What is required - Pictures don't belong in the copy; print all the records exactly.

A block of data -
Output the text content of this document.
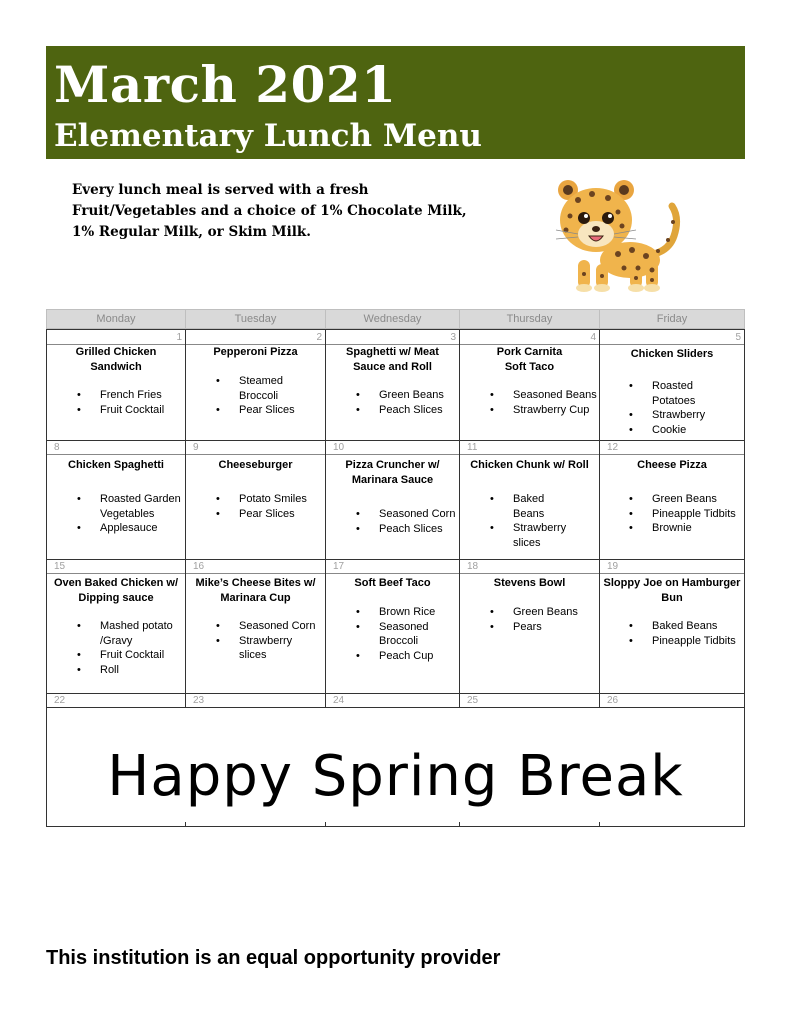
March 2021
Elementary Lunch Menu
Every lunch meal is served with a fresh
Fruit/Vegetables and a choice of 1% Chocolate Milk,
1% Regular Milk, or Skim Milk.
Monday	Tuesday	Wednesday	Thursday	Friday
1
Grilled Chicken Sandwich
• French Fries
• Fruit Cocktail
2
Pepperoni Pizza
• Steamed Broccoli
• Pear Slices
3
Spaghetti w/ Meat Sauce and Roll
• Green Beans
• Peach Slices
4
Pork Carnita Soft Taco
• Seasoned Beans
• Strawberry Cup
5
Chicken Sliders
• Roasted Potatoes
• Strawberry
• Cookie
8
Chicken Spaghetti
• Roasted Garden Vegetables
• Applesauce
9
Cheeseburger
• Potato Smiles
• Pear Slices
10
Pizza Cruncher w/ Marinara Sauce
• Seasoned Corn
• Peach Slices
11
Chicken Chunk w/ Roll
• Baked Beans
• Strawberry slices
12
Cheese Pizza
• Green Beans
• Pineapple Tidbits
• Brownie
15
Oven Baked Chicken w/ Dipping sauce
• Mashed potato /Gravy
• Fruit Cocktail
• Roll
16
Mike’s Cheese Bites w/ Marinara Cup
• Seasoned Corn
• Strawberry slices
17
Soft Beef Taco
• Brown Rice
• Seasoned Broccoli
• Peach Cup
18
Stevens Bowl
• Green Beans
• Pears
19
Sloppy Joe on Hamburger Bun
• Baked Beans
• Pineapple Tidbits
22	23	24	25	26
Happy Spring Break
This institution is an equal opportunity provider
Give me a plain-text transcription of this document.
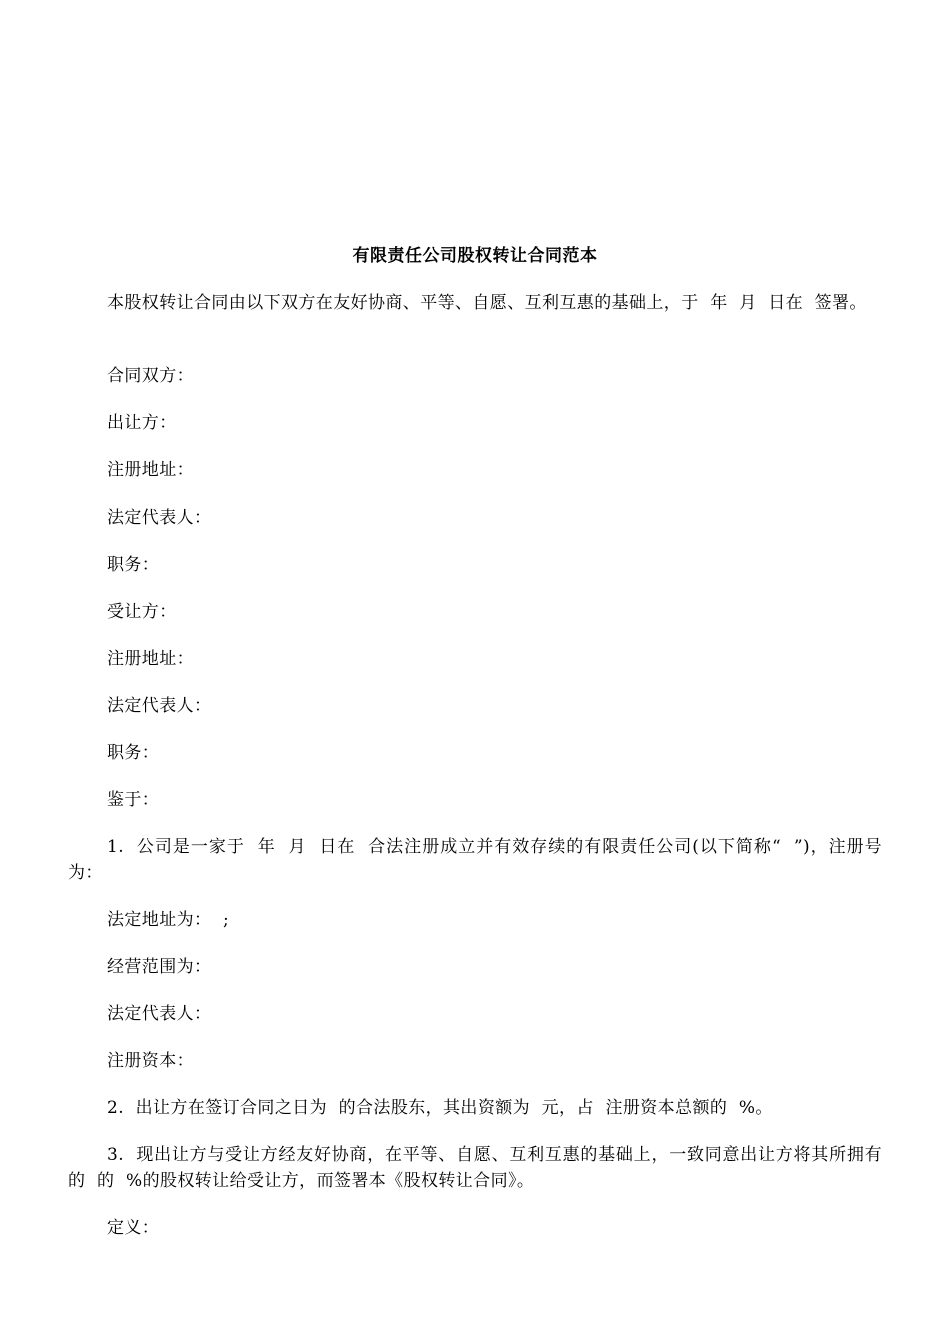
有限责任公司股权转让合同范本
本股权转让合同由以下双方在友好协商、平等、自愿、互利互惠的基础上，于  年  月  日在  签署。
合同双方：
出让方：
注册地址：
法定代表人：
职务：
受让方：
注册地址：
法定代表人：
职务：
鉴于：
1.  公司是一家于  年  月  日在  合法注册成立并有效存续的有限责任公司(以下简称“  ”)，注册号为：
法定地址为：  ;
经营范围为：
法定代表人：
注册资本：
2.  出让方在签订合同之日为  的合法股东，其出资额为  元，占  注册资本总额的  %。
3.  现出让方与受让方经友好协商，在平等、自愿、互利互惠的基础上，一致同意出让方将其所拥有的  的  %的股权转让给受让方，而签署本《股权转让合同》。
定义：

Task response -
Output the text content of this document.
March 2021
Elementary Lunch Menu
Every lunch meal is served with a fresh
Fruit/Vegetables and a choice of 1% Chocolate Milk,
1% Regular Milk, or Skim Milk.
Monday	Tuesday	Wednesday	Thursday	Friday
1
Grilled Chicken Sandwich
• French Fries
• Fruit Cocktail
2
Pepperoni Pizza
• Steamed Broccoli
• Pear Slices
3
Spaghetti w/ Meat Sauce and Roll
• Green Beans
• Peach Slices
4
Pork Carnita Soft Taco
• Seasoned Beans
• Strawberry Cup
5
Chicken Sliders
• Roasted Potatoes
• Strawberry
• Cookie
8
Chicken Spaghetti
• Roasted Garden Vegetables
• Applesauce
9
Cheeseburger
• Potato Smiles
• Pear Slices
10
Pizza Cruncher w/ Marinara Sauce
• Seasoned Corn
• Peach Slices
11
Chicken Chunk w/ Roll
• Baked Beans
• Strawberry slices
12
Cheese Pizza
• Green Beans
• Pineapple Tidbits
• Brownie
15
Oven Baked Chicken w/ Dipping sauce
• Mashed potato /Gravy
• Fruit Cocktail
• Roll
16
Mike’s Cheese Bites w/ Marinara Cup
• Seasoned Corn
• Strawberry slices
17
Soft Beef Taco
• Brown Rice
• Seasoned Broccoli
• Peach Cup
18
Stevens Bowl
• Green Beans
• Pears
19
Sloppy Joe on Hamburger Bun
• Baked Beans
• Pineapple Tidbits
22	23	24	25	26
Happy Spring Break
This institution is an equal opportunity provider
Give me a plain-text transcription of this document.
有限责任公司股权转让合同范本
本股权转让合同由以下双方在友好协商、平等、自愿、互利互惠的基础上，于  年  月  日在  签署。
合同双方：
出让方：
注册地址：
法定代表人：
职务：
受让方：
注册地址：
法定代表人：
职务：
鉴于：
1.  公司是一家于  年  月  日在  合法注册成立并有效存续的有限责任公司(以下简称“  ”)，注册号为：
法定地址为：  ;
经营范围为：
法定代表人：
注册资本：
2.  出让方在签订合同之日为  的合法股东，其出资额为  元，占  注册资本总额的  %。
3.  现出让方与受让方经友好协商，在平等、自愿、互利互惠的基础上，一致同意出让方将其所拥有的  的  %的股权转让给受让方，而签署本《股权转让合同》。
定义：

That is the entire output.